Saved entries
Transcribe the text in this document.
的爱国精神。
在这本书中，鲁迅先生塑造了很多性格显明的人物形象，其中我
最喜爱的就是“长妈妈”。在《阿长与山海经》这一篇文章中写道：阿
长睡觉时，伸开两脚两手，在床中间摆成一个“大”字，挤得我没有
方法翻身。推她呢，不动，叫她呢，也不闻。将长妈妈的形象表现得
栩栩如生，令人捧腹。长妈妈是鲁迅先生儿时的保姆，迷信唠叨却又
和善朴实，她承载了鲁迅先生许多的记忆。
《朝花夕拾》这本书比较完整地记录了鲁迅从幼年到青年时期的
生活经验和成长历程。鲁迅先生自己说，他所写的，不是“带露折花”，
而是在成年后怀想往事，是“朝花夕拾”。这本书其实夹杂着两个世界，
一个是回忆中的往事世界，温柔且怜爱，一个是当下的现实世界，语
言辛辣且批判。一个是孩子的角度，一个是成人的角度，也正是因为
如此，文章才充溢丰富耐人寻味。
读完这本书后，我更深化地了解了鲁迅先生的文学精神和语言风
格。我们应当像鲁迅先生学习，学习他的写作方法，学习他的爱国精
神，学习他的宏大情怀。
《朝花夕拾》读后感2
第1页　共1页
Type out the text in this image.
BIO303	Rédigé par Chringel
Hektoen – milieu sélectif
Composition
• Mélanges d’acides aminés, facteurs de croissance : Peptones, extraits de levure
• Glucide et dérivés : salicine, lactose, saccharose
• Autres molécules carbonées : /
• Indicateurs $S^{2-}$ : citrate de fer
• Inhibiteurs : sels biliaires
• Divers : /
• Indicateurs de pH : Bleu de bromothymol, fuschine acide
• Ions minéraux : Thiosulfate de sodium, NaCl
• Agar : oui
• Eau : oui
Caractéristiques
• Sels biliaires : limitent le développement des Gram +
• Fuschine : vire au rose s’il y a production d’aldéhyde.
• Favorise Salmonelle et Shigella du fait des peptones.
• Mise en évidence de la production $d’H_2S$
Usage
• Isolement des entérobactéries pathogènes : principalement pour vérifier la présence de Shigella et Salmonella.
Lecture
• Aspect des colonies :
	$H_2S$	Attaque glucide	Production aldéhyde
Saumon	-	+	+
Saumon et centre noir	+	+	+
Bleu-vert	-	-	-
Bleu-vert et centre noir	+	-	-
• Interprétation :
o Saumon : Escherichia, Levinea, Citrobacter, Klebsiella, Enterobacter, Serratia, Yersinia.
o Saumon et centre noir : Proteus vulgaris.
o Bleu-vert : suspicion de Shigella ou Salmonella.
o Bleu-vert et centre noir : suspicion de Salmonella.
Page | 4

→ **Task instructions**
Each line above must be reproduced exactly as it stands.

→ **Response to this exercise**
Transcribe the text in this document.
的爱国精神。
在这本书中，鲁迅先生塑造了很多性格显明的人物形象，其中我
最喜爱的就是“长妈妈”。在《阿长与山海经》这一篇文章中写道：阿
长睡觉时，伸开两脚两手，在床中间摆成一个“大”字，挤得我没有
方法翻身。推她呢，不动，叫她呢，也不闻。将长妈妈的形象表现得
栩栩如生，令人捧腹。长妈妈是鲁迅先生儿时的保姆，迷信唠叨却又
和善朴实，她承载了鲁迅先生许多的记忆。
《朝花夕拾》这本书比较完整地记录了鲁迅从幼年到青年时期的
生活经验和成长历程。鲁迅先生自己说，他所写的，不是“带露折花”，
而是在成年后怀想往事，是“朝花夕拾”。这本书其实夹杂着两个世界，
一个是回忆中的往事世界，温柔且怜爱，一个是当下的现实世界，语
言辛辣且批判。一个是孩子的角度，一个是成人的角度，也正是因为
如此，文章才充溢丰富耐人寻味。
读完这本书后，我更深化地了解了鲁迅先生的文学精神和语言风
格。我们应当像鲁迅先生学习，学习他的写作方法，学习他的爱国精
神，学习他的宏大情怀。
《朝花夕拾》读后感2
第1页　共1页
Type out the text in this image.
BIO303	Rédigé par Chringel
Hektoen – milieu sélectif
Composition
• Mélanges d’acides aminés, facteurs de croissance : Peptones, extraits de levure
• Glucide et dérivés : salicine, lactose, saccharose
• Autres molécules carbonées : /
• Indicateurs $S^{2-}$ : citrate de fer
• Inhibiteurs : sels biliaires
• Divers : /
• Indicateurs de pH : Bleu de bromothymol, fuschine acide
• Ions minéraux : Thiosulfate de sodium, NaCl
• Agar : oui
• Eau : oui
Caractéristiques
• Sels biliaires : limitent le développement des Gram +
• Fuschine : vire au rose s’il y a production d’aldéhyde.
• Favorise Salmonelle et Shigella du fait des peptones.
• Mise en évidence de la production $d’H_2S$
Usage
• Isolement des entérobactéries pathogènes : principalement pour vérifier la présence de Shigella et Salmonella.
Lecture
• Aspect des colonies :
	$H_2S$	Attaque glucide	Production aldéhyde
Saumon	-	+	+
Saumon et centre noir	+	+	+
Bleu-vert	-	-	-
Bleu-vert et centre noir	+	-	-
• Interprétation :
o Saumon : Escherichia, Levinea, Citrobacter, Klebsiella, Enterobacter, Serratia, Yersinia.
o Saumon et centre noir : Proteus vulgaris.
o Bleu-vert : suspicion de Shigella ou Salmonella.
o Bleu-vert et centre noir : suspicion de Salmonella.
Page | 4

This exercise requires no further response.